#### DIRECTIONS
Please report every line from the material that contains the word "improve".

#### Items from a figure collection

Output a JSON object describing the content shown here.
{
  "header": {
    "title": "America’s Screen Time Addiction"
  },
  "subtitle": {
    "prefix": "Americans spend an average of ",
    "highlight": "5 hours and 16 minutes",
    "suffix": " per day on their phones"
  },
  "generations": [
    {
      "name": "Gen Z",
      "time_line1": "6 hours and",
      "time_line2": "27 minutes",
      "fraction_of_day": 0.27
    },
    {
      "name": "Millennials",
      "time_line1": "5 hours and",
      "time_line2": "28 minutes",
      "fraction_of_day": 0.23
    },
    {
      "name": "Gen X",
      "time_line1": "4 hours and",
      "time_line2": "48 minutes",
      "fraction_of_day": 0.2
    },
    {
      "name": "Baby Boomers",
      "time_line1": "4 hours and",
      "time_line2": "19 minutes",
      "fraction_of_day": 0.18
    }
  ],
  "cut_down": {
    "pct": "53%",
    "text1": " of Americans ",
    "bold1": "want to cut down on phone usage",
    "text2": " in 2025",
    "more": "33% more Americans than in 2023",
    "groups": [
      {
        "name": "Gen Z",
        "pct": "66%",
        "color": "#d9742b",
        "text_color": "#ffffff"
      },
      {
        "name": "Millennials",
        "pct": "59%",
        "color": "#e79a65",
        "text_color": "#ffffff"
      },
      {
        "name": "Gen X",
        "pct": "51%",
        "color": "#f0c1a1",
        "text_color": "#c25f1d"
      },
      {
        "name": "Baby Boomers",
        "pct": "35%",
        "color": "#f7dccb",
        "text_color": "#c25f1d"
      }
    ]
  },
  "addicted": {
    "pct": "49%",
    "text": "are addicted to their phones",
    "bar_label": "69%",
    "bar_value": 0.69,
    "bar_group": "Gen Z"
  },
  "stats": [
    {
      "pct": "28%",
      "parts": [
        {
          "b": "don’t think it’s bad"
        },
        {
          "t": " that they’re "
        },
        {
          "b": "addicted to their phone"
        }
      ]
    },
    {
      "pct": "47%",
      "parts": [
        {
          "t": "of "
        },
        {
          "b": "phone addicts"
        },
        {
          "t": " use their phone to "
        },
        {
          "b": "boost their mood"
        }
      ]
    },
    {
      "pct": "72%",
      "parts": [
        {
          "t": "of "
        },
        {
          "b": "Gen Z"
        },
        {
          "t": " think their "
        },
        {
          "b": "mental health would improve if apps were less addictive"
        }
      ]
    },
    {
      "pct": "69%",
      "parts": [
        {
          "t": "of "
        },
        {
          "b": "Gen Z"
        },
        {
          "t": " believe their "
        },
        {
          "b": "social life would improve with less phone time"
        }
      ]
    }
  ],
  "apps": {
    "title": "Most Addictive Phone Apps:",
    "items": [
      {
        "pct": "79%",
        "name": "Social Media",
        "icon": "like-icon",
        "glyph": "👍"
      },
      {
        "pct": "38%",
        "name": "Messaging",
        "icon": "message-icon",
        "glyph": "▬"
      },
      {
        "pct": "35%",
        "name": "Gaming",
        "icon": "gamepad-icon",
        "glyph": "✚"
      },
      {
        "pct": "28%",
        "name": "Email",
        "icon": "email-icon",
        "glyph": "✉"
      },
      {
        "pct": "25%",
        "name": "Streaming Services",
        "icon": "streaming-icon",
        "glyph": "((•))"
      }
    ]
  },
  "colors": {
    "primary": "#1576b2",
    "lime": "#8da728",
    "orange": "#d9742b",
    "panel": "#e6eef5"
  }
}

* * *

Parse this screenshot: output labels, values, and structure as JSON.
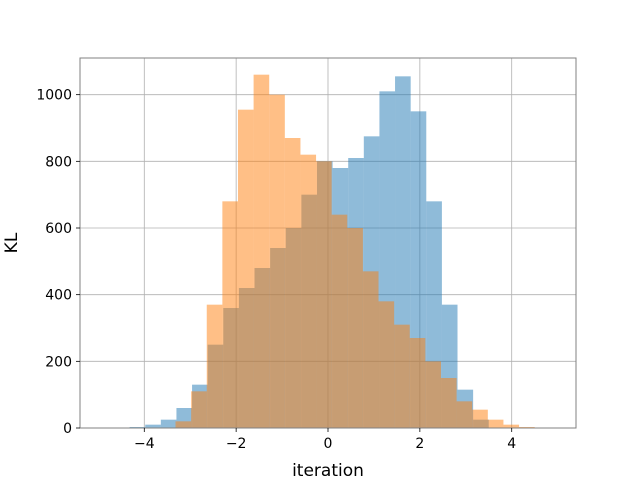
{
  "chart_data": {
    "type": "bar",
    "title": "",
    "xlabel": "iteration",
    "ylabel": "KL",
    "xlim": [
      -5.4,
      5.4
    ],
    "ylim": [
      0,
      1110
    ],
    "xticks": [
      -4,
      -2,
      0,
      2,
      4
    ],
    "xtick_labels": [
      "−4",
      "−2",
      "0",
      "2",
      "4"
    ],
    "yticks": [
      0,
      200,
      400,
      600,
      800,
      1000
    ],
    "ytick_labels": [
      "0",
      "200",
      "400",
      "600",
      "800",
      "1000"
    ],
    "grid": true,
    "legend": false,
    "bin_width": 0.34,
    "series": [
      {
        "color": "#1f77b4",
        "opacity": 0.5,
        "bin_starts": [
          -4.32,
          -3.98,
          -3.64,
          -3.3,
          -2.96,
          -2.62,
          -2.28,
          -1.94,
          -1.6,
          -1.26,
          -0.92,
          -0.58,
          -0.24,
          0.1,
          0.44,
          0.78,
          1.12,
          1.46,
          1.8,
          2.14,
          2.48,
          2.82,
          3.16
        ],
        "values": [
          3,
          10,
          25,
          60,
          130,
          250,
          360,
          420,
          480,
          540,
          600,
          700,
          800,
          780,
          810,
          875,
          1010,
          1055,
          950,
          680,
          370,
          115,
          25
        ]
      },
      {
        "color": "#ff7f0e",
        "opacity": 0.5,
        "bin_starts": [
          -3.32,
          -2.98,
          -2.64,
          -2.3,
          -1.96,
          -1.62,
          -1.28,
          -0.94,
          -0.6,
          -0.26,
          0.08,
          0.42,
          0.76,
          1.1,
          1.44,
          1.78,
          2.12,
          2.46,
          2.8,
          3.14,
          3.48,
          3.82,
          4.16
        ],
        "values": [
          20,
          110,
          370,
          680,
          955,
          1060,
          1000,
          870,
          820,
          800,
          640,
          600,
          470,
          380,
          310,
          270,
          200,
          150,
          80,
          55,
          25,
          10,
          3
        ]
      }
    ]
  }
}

#### TASK OUTPUT
          "b": "mental health would improve if apps were less addictive"
          "b": "social life would improve with less phone time"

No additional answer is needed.